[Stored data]
* Start *

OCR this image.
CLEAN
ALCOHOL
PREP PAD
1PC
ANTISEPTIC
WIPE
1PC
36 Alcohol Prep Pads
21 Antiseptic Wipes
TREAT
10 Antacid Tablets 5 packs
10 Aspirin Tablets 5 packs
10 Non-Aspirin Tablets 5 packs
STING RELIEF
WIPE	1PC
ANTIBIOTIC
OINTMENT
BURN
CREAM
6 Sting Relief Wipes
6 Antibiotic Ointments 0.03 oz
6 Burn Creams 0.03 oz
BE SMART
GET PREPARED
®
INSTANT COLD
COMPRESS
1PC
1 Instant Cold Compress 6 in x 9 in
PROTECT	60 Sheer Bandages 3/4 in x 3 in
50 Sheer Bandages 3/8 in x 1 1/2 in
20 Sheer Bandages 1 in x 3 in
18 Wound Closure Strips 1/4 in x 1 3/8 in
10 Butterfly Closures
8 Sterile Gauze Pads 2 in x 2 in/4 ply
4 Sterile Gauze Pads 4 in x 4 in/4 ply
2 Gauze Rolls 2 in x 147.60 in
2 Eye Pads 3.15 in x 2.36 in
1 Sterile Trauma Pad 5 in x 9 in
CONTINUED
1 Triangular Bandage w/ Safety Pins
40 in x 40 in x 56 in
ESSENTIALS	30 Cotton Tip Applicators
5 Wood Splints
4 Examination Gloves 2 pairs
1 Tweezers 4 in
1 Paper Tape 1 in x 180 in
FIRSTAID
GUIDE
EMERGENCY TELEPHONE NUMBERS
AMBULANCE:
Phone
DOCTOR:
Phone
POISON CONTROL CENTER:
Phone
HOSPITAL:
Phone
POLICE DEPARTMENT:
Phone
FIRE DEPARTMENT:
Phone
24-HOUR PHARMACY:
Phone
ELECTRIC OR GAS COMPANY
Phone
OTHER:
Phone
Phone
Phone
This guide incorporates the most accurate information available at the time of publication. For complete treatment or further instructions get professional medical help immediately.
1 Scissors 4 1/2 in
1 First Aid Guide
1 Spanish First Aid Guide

* End *
* Start *

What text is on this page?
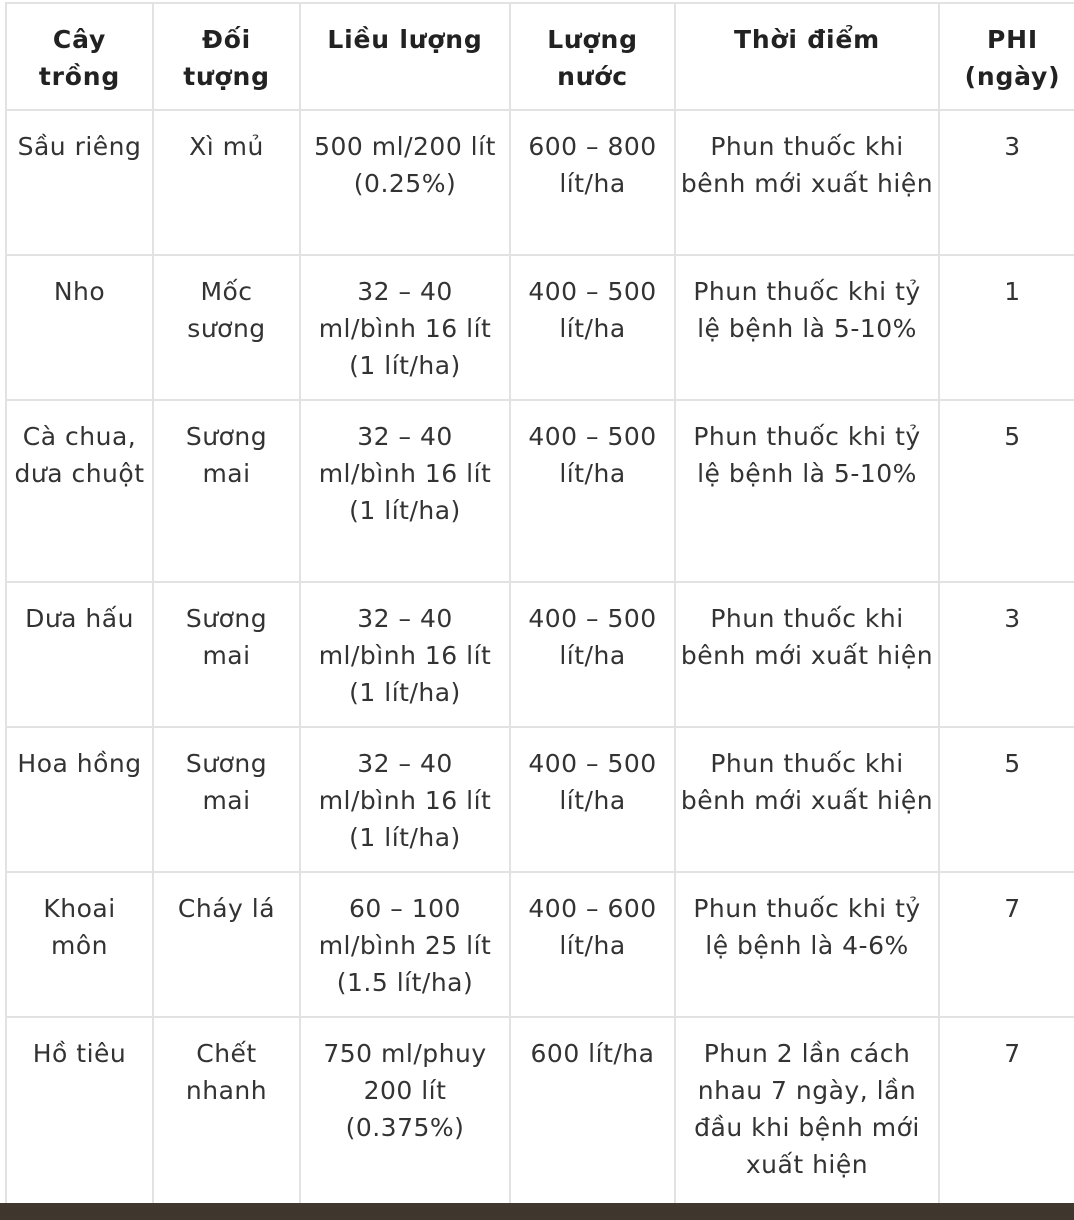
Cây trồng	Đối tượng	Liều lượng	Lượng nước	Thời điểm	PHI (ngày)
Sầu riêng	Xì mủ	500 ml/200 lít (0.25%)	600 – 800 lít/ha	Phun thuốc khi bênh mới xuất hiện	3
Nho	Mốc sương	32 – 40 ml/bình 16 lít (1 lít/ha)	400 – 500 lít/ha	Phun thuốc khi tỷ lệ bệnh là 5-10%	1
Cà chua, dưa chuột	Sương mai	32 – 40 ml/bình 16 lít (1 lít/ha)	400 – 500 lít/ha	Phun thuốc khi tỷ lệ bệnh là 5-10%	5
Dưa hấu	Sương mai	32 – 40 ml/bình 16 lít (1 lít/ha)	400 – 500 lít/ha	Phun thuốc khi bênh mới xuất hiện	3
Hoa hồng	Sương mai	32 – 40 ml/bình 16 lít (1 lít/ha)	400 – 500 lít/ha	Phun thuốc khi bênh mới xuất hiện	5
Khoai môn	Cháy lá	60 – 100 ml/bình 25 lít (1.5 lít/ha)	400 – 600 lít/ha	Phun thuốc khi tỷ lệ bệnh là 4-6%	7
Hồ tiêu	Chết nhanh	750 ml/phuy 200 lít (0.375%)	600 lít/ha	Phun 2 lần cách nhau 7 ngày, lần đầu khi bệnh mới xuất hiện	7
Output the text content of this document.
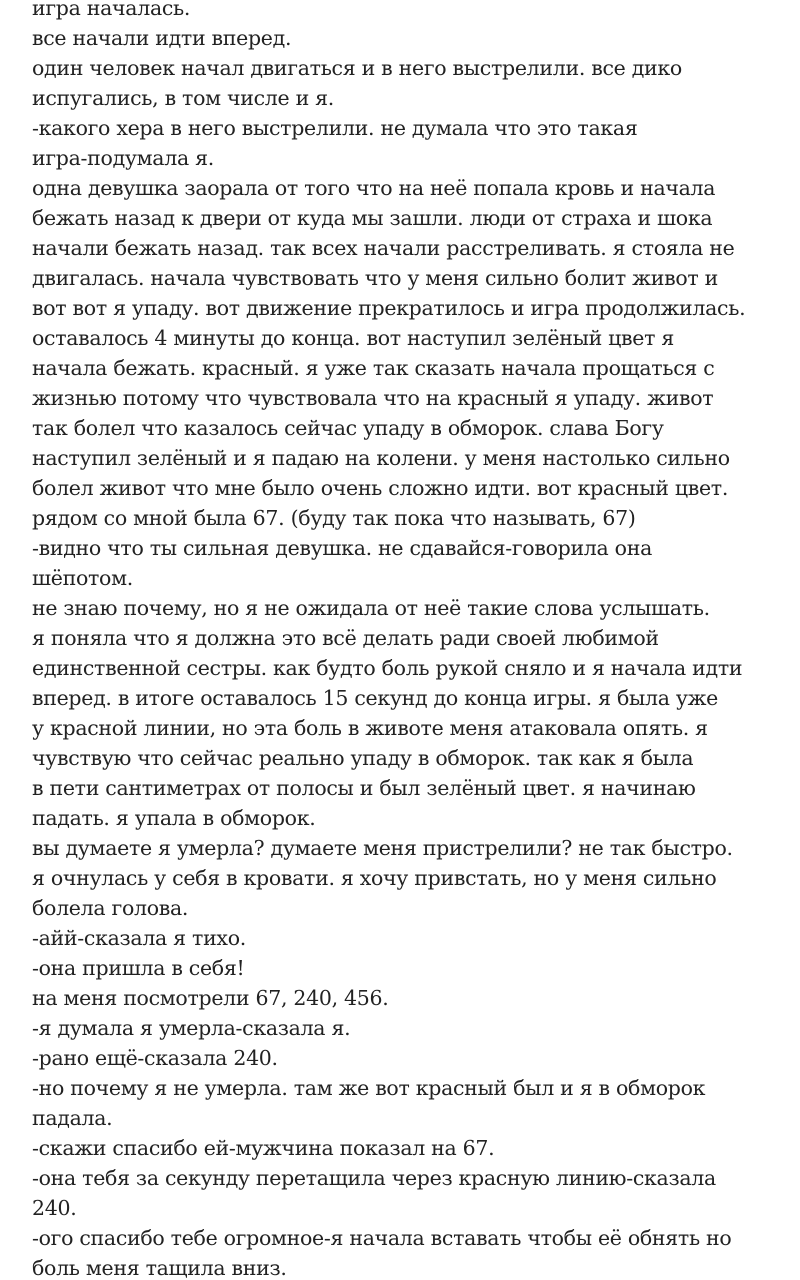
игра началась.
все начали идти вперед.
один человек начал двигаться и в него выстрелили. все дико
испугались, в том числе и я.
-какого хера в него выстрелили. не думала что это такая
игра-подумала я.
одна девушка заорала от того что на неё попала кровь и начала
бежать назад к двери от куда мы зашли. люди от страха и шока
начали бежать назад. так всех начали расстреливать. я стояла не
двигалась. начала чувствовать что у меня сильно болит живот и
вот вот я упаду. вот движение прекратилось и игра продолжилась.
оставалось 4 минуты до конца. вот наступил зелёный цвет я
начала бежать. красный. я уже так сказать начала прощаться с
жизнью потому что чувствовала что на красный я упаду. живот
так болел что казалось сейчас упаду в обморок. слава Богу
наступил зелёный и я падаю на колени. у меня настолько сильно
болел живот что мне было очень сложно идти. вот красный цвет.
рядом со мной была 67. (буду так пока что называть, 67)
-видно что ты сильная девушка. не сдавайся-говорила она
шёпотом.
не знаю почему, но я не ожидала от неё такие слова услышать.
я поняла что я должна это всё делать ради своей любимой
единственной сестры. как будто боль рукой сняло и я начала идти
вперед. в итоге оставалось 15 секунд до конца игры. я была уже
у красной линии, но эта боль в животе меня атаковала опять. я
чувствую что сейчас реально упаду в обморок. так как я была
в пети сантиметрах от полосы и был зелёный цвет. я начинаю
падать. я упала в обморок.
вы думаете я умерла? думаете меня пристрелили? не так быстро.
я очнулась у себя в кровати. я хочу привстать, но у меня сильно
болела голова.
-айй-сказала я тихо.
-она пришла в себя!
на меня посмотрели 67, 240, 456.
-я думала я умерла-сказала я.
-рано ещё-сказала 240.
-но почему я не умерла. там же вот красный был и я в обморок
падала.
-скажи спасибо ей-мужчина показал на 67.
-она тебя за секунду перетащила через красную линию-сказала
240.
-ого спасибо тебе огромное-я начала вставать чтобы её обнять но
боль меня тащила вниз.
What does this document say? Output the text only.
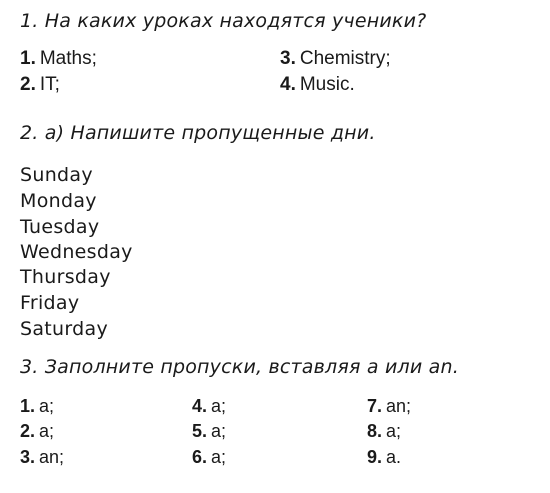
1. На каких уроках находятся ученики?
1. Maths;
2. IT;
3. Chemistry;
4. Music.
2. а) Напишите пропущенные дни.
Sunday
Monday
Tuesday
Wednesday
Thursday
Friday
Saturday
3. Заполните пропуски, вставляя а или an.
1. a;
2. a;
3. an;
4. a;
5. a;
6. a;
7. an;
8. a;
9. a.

* End *

● Exercise task: Give the number of lines in the records above that contain the word "обморок". Reply with that number alone.

● The solution: 4